**YOUR OBJECTIVE**
Copy out all of the data below with no alterations.
★ ★ ★
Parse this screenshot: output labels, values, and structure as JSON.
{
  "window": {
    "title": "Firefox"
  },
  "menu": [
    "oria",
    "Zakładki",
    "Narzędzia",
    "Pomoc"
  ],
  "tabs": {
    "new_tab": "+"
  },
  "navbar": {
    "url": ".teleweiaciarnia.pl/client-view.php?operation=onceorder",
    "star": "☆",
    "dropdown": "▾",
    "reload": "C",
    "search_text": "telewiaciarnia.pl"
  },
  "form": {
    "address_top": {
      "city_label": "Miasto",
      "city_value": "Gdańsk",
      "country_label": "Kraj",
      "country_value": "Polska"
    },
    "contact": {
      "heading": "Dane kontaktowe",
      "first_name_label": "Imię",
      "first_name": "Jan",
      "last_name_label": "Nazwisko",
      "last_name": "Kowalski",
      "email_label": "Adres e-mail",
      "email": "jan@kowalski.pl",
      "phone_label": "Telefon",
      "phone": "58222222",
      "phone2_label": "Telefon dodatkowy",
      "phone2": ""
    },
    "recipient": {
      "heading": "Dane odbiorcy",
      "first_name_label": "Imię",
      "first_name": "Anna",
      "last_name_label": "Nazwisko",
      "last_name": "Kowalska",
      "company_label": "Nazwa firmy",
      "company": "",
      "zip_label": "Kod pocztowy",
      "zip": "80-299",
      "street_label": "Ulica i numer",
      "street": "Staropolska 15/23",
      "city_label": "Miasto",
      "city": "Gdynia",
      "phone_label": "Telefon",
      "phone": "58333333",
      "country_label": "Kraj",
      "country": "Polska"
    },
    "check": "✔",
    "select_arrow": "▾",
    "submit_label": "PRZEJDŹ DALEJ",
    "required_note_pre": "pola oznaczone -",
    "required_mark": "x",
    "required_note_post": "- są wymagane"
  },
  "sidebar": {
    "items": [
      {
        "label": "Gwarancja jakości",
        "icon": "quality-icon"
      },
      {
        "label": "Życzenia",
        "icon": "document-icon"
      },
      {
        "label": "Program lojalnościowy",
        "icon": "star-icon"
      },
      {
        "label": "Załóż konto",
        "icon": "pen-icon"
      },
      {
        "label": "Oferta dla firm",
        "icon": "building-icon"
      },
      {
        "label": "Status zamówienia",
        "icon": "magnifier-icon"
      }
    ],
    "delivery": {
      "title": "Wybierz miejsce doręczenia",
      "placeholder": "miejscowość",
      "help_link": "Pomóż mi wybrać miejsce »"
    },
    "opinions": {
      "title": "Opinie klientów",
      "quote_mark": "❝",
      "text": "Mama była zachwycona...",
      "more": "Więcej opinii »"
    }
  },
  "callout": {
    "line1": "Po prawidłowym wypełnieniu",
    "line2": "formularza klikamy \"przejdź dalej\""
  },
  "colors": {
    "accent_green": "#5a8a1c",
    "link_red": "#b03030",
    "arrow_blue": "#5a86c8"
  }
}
★ ★ ★
**TASK RESPONSE**
Parse this screenshot: output labels, values, and structure as JSON.
{
  "window": {
    "title": "Firefox"
  },
  "menu": [
    "oria",
    "Zakładki",
    "Narzędzia",
    "Pomoc"
  ],
  "tabs": {
    "new_tab": "+"
  },
  "navbar": {
    "url": ".teleweiaciarnia.pl/client-view.php?operation=onceorder",
    "star": "☆",
    "dropdown": "▾",
    "reload": "C",
    "search_text": "telewiaciarnia.pl"
  },
  "form": {
    "address_top": {
      "city_label": "Miasto",
      "city_value": "Gdańsk",
      "country_label": "Kraj",
      "country_value": "Polska"
    },
    "contact": {
      "heading": "Dane kontaktowe",
      "first_name_label": "Imię",
      "first_name": "Jan",
      "last_name_label": "Nazwisko",
      "last_name": "Kowalski",
      "email_label": "Adres e-mail",
      "email": "jan@kowalski.pl",
      "phone_label": "Telefon",
      "phone": "58222222",
      "phone2_label": "Telefon dodatkowy",
      "phone2": ""
    },
    "recipient": {
      "heading": "Dane odbiorcy",
      "first_name_label": "Imię",
      "first_name": "Anna",
      "last_name_label": "Nazwisko",
      "last_name": "Kowalska",
      "company_label": "Nazwa firmy",
      "company": "",
      "zip_label": "Kod pocztowy",
      "zip": "80-299",
      "street_label": "Ulica i numer",
      "street": "Staropolska 15/23",
      "city_label": "Miasto",
      "city": "Gdynia",
      "phone_label": "Telefon",
      "phone": "58333333",
      "country_label": "Kraj",
      "country": "Polska"
    },
    "check": "✔",
    "select_arrow": "▾",
    "submit_label": "PRZEJDŹ DALEJ",
    "required_note_pre": "pola oznaczone -",
    "required_mark": "x",
    "required_note_post": "- są wymagane"
  },
  "sidebar": {
    "items": [
      {
        "label": "Gwarancja jakości",
        "icon": "quality-icon"
      },
      {
        "label": "Życzenia",
        "icon": "document-icon"
      },
      {
        "label": "Program lojalnościowy",
        "icon": "star-icon"
      },
      {
        "label": "Załóż konto",
        "icon": "pen-icon"
      },
      {
        "label": "Oferta dla firm",
        "icon": "building-icon"
      },
      {
        "label": "Status zamówienia",
        "icon": "magnifier-icon"
      }
    ],
    "delivery": {
      "title": "Wybierz miejsce doręczenia",
      "placeholder": "miejscowość",
      "help_link": "Pomóż mi wybrać miejsce »"
    },
    "opinions": {
      "title": "Opinie klientów",
      "quote_mark": "❝",
      "text": "Mama była zachwycona...",
      "more": "Więcej opinii »"
    }
  },
  "callout": {
    "line1": "Po prawidłowym wypełnieniu",
    "line2": "formularza klikamy \"przejdź dalej\""
  },
  "colors": {
    "accent_green": "#5a8a1c",
    "link_red": "#b03030",
    "arrow_blue": "#5a86c8"
  }
}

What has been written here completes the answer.